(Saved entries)
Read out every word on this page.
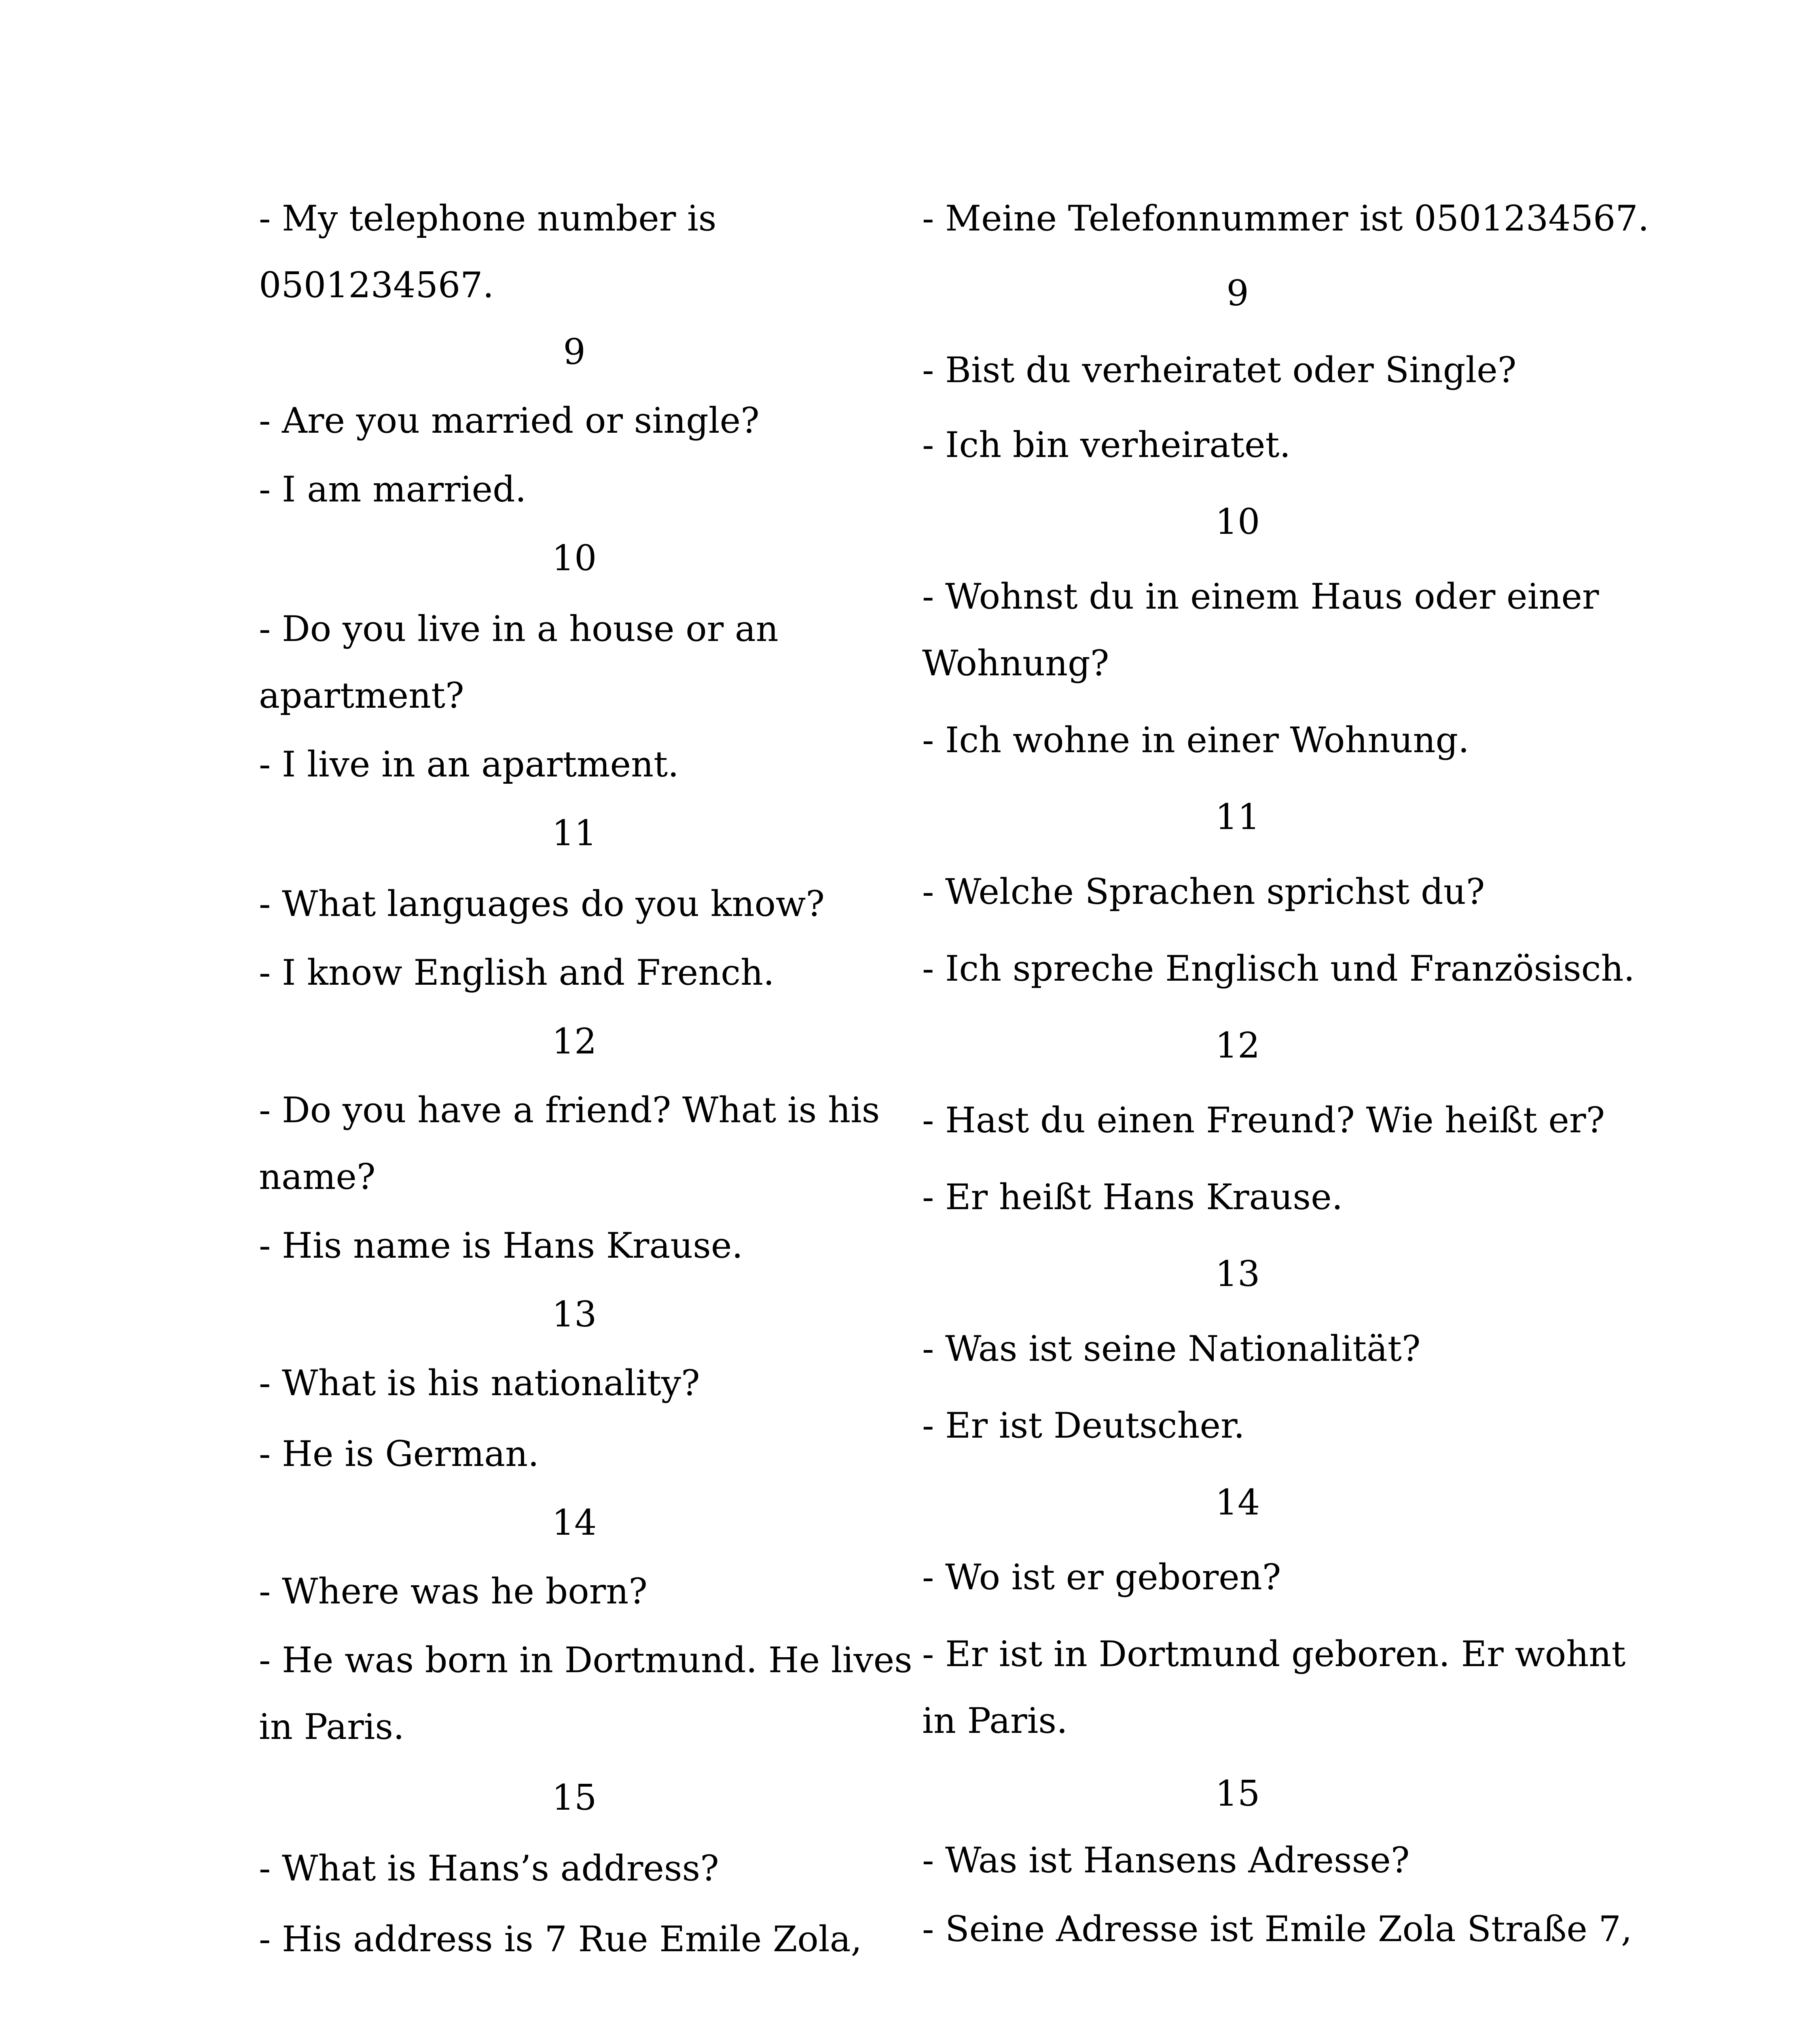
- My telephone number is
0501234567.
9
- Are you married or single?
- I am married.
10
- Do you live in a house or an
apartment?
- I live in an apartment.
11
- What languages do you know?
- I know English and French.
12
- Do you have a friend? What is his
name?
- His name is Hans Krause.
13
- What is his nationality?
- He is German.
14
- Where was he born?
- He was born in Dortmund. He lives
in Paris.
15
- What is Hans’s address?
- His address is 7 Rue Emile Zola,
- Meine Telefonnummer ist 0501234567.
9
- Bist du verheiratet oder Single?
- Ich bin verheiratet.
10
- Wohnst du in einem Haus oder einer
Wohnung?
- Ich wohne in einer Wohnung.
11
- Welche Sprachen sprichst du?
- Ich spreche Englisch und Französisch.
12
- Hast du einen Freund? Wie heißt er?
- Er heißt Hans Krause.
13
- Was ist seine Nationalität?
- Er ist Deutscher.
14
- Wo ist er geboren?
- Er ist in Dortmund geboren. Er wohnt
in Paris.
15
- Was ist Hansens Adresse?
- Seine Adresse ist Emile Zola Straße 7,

==

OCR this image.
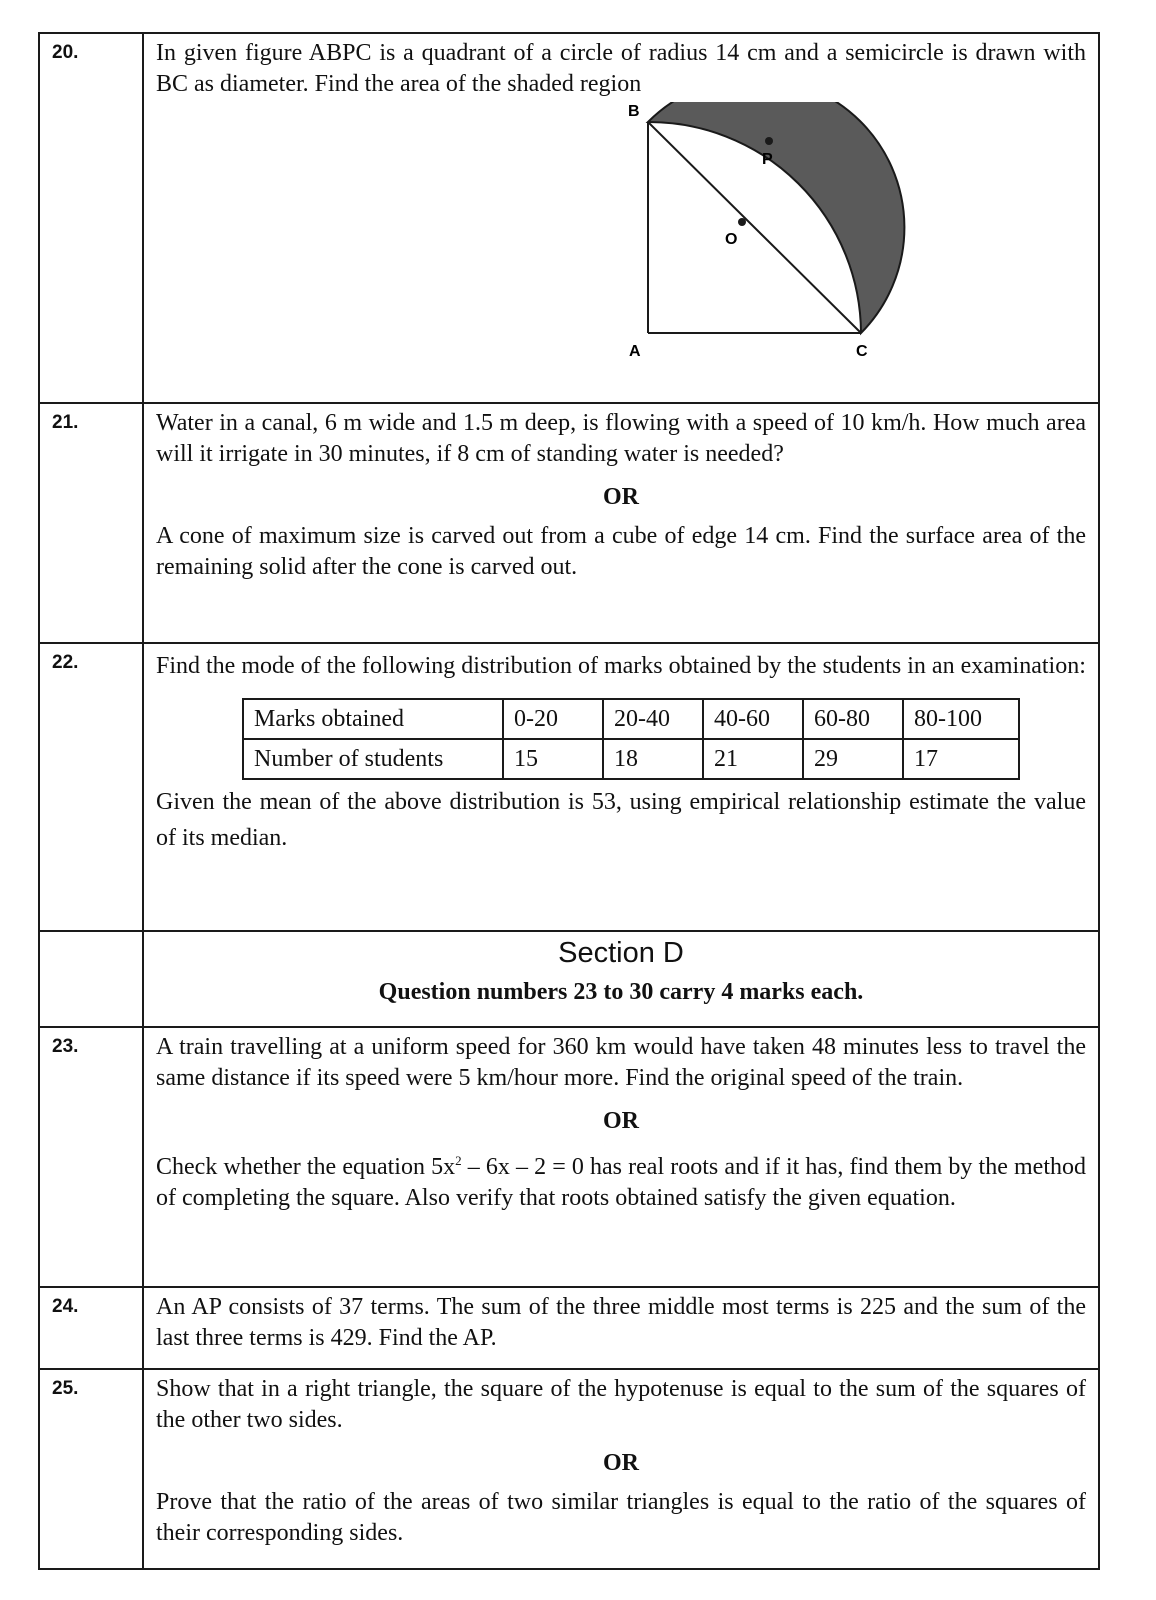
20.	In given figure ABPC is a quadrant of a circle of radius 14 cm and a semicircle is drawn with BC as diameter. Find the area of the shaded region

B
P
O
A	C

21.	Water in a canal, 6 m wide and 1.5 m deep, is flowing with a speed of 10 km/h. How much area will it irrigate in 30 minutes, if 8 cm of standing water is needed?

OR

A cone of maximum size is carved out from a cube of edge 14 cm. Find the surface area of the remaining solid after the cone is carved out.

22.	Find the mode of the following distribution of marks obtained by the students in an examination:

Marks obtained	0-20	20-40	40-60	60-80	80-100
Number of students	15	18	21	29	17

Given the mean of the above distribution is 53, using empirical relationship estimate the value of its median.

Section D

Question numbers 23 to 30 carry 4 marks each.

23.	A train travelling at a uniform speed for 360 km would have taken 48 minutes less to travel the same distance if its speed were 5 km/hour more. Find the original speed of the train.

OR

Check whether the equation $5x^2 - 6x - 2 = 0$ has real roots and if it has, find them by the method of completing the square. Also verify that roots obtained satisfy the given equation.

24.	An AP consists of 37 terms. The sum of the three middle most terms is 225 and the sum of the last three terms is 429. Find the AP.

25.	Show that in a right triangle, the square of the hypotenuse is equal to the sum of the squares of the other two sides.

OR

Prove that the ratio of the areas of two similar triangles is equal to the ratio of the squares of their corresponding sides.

### Stated goal
Scan the material above. Extract every line in which the word "distribution" occurs.

### The solution
22.	Find the mode of the following distribution of marks obtained by the students in an examination:
Given the mean of the above distribution is 53, using empirical relationship estimate the value of its median.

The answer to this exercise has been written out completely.